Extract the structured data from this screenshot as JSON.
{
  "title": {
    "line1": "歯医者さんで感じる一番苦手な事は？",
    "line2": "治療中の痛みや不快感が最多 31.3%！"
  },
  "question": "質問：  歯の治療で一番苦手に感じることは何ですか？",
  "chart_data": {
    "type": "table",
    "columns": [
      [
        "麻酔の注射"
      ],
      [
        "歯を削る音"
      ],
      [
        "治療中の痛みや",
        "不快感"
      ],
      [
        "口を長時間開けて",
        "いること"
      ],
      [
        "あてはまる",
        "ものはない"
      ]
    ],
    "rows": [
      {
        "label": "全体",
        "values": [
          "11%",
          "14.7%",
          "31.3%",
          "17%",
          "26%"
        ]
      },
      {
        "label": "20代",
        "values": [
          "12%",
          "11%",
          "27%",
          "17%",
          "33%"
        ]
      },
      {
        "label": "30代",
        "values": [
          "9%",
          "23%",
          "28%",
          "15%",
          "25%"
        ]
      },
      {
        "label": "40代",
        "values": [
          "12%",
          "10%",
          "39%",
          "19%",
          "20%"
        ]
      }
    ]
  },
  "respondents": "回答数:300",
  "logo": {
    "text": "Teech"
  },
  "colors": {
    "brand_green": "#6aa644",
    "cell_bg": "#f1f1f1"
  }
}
---
Retype every entry above, word for word.

--- Complete answer ---
Extract the structured data from this screenshot as JSON.
{
  "title": {
    "line1": "歯医者さんで感じる一番苦手な事は？",
    "line2": "治療中の痛みや不快感が最多 31.3%！"
  },
  "question": "質問：  歯の治療で一番苦手に感じることは何ですか？",
  "chart_data": {
    "type": "table",
    "columns": [
      [
        "麻酔の注射"
      ],
      [
        "歯を削る音"
      ],
      [
        "治療中の痛みや",
        "不快感"
      ],
      [
        "口を長時間開けて",
        "いること"
      ],
      [
        "あてはまる",
        "ものはない"
      ]
    ],
    "rows": [
      {
        "label": "全体",
        "values": [
          "11%",
          "14.7%",
          "31.3%",
          "17%",
          "26%"
        ]
      },
      {
        "label": "20代",
        "values": [
          "12%",
          "11%",
          "27%",
          "17%",
          "33%"
        ]
      },
      {
        "label": "30代",
        "values": [
          "9%",
          "23%",
          "28%",
          "15%",
          "25%"
        ]
      },
      {
        "label": "40代",
        "values": [
          "12%",
          "10%",
          "39%",
          "19%",
          "20%"
        ]
      }
    ]
  },
  "respondents": "回答数:300",
  "logo": {
    "text": "Teech"
  },
  "colors": {
    "brand_green": "#6aa644",
    "cell_bg": "#f1f1f1"
  }
}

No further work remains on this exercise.